PROVIDED DATA -
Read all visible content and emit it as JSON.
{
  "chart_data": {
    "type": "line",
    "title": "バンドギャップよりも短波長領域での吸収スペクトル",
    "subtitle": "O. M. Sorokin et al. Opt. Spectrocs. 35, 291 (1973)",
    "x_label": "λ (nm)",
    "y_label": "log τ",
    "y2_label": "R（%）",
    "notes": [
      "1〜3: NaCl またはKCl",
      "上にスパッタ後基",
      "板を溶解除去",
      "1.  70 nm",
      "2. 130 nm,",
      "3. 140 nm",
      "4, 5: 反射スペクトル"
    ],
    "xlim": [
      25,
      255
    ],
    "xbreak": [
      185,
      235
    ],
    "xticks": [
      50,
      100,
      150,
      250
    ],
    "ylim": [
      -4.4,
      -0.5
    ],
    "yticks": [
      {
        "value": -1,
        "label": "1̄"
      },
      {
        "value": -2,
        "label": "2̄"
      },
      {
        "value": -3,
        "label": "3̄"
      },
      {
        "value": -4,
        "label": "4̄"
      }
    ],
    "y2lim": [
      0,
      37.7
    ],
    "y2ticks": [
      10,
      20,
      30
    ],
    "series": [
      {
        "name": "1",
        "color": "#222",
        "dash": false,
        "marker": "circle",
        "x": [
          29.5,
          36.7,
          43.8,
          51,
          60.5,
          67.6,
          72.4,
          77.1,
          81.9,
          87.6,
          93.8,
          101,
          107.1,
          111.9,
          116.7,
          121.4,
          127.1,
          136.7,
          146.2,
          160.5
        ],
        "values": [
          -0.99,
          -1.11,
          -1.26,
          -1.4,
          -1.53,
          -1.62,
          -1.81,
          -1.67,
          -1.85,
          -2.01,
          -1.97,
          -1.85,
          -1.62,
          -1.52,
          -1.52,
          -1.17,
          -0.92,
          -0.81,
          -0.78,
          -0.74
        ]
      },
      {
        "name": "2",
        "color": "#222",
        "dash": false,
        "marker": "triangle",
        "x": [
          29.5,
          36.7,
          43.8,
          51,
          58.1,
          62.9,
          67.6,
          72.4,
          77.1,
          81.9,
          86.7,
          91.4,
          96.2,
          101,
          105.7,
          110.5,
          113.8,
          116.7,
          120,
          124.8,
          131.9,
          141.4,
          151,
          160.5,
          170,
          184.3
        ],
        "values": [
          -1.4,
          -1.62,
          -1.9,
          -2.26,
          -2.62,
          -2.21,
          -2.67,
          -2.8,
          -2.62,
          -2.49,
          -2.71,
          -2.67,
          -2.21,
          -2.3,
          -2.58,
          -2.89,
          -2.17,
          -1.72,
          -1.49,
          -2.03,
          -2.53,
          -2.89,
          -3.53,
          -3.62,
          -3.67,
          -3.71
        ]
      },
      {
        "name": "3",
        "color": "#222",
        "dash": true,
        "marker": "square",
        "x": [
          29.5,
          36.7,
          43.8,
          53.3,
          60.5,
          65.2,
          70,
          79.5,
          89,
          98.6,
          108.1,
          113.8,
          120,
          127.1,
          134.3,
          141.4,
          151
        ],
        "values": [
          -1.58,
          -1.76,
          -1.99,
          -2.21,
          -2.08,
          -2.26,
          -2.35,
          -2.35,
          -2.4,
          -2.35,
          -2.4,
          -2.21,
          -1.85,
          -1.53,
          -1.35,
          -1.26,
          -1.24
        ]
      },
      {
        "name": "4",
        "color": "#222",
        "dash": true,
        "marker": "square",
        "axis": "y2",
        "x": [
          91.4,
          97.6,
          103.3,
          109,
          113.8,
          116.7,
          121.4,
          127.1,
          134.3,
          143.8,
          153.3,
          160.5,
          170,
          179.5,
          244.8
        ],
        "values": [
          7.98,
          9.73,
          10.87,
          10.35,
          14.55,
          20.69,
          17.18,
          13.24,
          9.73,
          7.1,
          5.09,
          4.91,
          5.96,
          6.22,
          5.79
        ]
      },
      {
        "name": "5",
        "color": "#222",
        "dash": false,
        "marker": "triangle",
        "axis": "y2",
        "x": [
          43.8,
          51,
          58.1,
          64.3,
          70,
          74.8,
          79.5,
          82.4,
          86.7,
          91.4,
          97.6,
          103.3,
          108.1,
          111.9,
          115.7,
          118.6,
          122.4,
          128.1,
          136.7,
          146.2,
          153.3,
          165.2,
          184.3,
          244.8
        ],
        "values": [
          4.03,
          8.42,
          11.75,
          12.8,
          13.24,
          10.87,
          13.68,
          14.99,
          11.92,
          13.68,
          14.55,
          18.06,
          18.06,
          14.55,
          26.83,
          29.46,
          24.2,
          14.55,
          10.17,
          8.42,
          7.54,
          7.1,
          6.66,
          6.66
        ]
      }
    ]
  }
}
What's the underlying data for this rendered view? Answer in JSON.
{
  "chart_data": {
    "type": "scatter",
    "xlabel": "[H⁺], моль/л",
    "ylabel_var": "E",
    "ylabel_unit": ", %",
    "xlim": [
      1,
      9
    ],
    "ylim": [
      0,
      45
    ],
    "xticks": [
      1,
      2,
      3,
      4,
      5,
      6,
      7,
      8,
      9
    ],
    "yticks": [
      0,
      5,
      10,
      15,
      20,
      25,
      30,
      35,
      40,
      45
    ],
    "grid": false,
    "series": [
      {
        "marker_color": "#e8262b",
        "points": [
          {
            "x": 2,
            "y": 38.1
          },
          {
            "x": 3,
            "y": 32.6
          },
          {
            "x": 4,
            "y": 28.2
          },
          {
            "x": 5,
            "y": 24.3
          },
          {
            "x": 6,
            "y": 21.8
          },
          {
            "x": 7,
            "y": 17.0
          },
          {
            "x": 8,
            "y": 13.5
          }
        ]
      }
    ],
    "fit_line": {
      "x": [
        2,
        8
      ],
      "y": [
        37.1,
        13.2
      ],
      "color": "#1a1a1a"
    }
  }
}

YOUR GOAL - Write out every record shown above, word for word.

TASK RESPONSE -
Read all visible content and emit it as JSON.
{
  "chart_data": {
    "type": "line",
    "title": "バンドギャップよりも短波長領域での吸収スペクトル",
    "subtitle": "O. M. Sorokin et al. Opt. Spectrocs. 35, 291 (1973)",
    "x_label": "λ (nm)",
    "y_label": "log τ",
    "y2_label": "R（%）",
    "notes": [
      "1〜3: NaCl またはKCl",
      "上にスパッタ後基",
      "板を溶解除去",
      "1.  70 nm",
      "2. 130 nm,",
      "3. 140 nm",
      "4, 5: 反射スペクトル"
    ],
    "xlim": [
      25,
      255
    ],
    "xbreak": [
      185,
      235
    ],
    "xticks": [
      50,
      100,
      150,
      250
    ],
    "ylim": [
      -4.4,
      -0.5
    ],
    "yticks": [
      {
        "value": -1,
        "label": "1̄"
      },
      {
        "value": -2,
        "label": "2̄"
      },
      {
        "value": -3,
        "label": "3̄"
      },
      {
        "value": -4,
        "label": "4̄"
      }
    ],
    "y2lim": [
      0,
      37.7
    ],
    "y2ticks": [
      10,
      20,
      30
    ],
    "series": [
      {
        "name": "1",
        "color": "#222",
        "dash": false,
        "marker": "circle",
        "x": [
          29.5,
          36.7,
          43.8,
          51,
          60.5,
          67.6,
          72.4,
          77.1,
          81.9,
          87.6,
          93.8,
          101,
          107.1,
          111.9,
          116.7,
          121.4,
          127.1,
          136.7,
          146.2,
          160.5
        ],
        "values": [
          -0.99,
          -1.11,
          -1.26,
          -1.4,
          -1.53,
          -1.62,
          -1.81,
          -1.67,
          -1.85,
          -2.01,
          -1.97,
          -1.85,
          -1.62,
          -1.52,
          -1.52,
          -1.17,
          -0.92,
          -0.81,
          -0.78,
          -0.74
        ]
      },
      {
        "name": "2",
        "color": "#222",
        "dash": false,
        "marker": "triangle",
        "x": [
          29.5,
          36.7,
          43.8,
          51,
          58.1,
          62.9,
          67.6,
          72.4,
          77.1,
          81.9,
          86.7,
          91.4,
          96.2,
          101,
          105.7,
          110.5,
          113.8,
          116.7,
          120,
          124.8,
          131.9,
          141.4,
          151,
          160.5,
          170,
          184.3
        ],
        "values": [
          -1.4,
          -1.62,
          -1.9,
          -2.26,
          -2.62,
          -2.21,
          -2.67,
          -2.8,
          -2.62,
          -2.49,
          -2.71,
          -2.67,
          -2.21,
          -2.3,
          -2.58,
          -2.89,
          -2.17,
          -1.72,
          -1.49,
          -2.03,
          -2.53,
          -2.89,
          -3.53,
          -3.62,
          -3.67,
          -3.71
        ]
      },
      {
        "name": "3",
        "color": "#222",
        "dash": true,
        "marker": "square",
        "x": [
          29.5,
          36.7,
          43.8,
          53.3,
          60.5,
          65.2,
          70,
          79.5,
          89,
          98.6,
          108.1,
          113.8,
          120,
          127.1,
          134.3,
          141.4,
          151
        ],
        "values": [
          -1.58,
          -1.76,
          -1.99,
          -2.21,
          -2.08,
          -2.26,
          -2.35,
          -2.35,
          -2.4,
          -2.35,
          -2.4,
          -2.21,
          -1.85,
          -1.53,
          -1.35,
          -1.26,
          -1.24
        ]
      },
      {
        "name": "4",
        "color": "#222",
        "dash": true,
        "marker": "square",
        "axis": "y2",
        "x": [
          91.4,
          97.6,
          103.3,
          109,
          113.8,
          116.7,
          121.4,
          127.1,
          134.3,
          143.8,
          153.3,
          160.5,
          170,
          179.5,
          244.8
        ],
        "values": [
          7.98,
          9.73,
          10.87,
          10.35,
          14.55,
          20.69,
          17.18,
          13.24,
          9.73,
          7.1,
          5.09,
          4.91,
          5.96,
          6.22,
          5.79
        ]
      },
      {
        "name": "5",
        "color": "#222",
        "dash": false,
        "marker": "triangle",
        "axis": "y2",
        "x": [
          43.8,
          51,
          58.1,
          64.3,
          70,
          74.8,
          79.5,
          82.4,
          86.7,
          91.4,
          97.6,
          103.3,
          108.1,
          111.9,
          115.7,
          118.6,
          122.4,
          128.1,
          136.7,
          146.2,
          153.3,
          165.2,
          184.3,
          244.8
        ],
        "values": [
          4.03,
          8.42,
          11.75,
          12.8,
          13.24,
          10.87,
          13.68,
          14.99,
          11.92,
          13.68,
          14.55,
          18.06,
          18.06,
          14.55,
          26.83,
          29.46,
          24.2,
          14.55,
          10.17,
          8.42,
          7.54,
          7.1,
          6.66,
          6.66
        ]
      }
    ]
  }
}
What's the underlying data for this rendered view? Answer in JSON.
{
  "chart_data": {
    "type": "scatter",
    "xlabel": "[H⁺], моль/л",
    "ylabel_var": "E",
    "ylabel_unit": ", %",
    "xlim": [
      1,
      9
    ],
    "ylim": [
      0,
      45
    ],
    "xticks": [
      1,
      2,
      3,
      4,
      5,
      6,
      7,
      8,
      9
    ],
    "yticks": [
      0,
      5,
      10,
      15,
      20,
      25,
      30,
      35,
      40,
      45
    ],
    "grid": false,
    "series": [
      {
        "marker_color": "#e8262b",
        "points": [
          {
            "x": 2,
            "y": 38.1
          },
          {
            "x": 3,
            "y": 32.6
          },
          {
            "x": 4,
            "y": 28.2
          },
          {
            "x": 5,
            "y": 24.3
          },
          {
            "x": 6,
            "y": 21.8
          },
          {
            "x": 7,
            "y": 17.0
          },
          {
            "x": 8,
            "y": 13.5
          }
        ]
      }
    ],
    "fit_line": {
      "x": [
        2,
        8
      ],
      "y": [
        37.1,
        13.2
      ],
      "color": "#1a1a1a"
    }
  }
}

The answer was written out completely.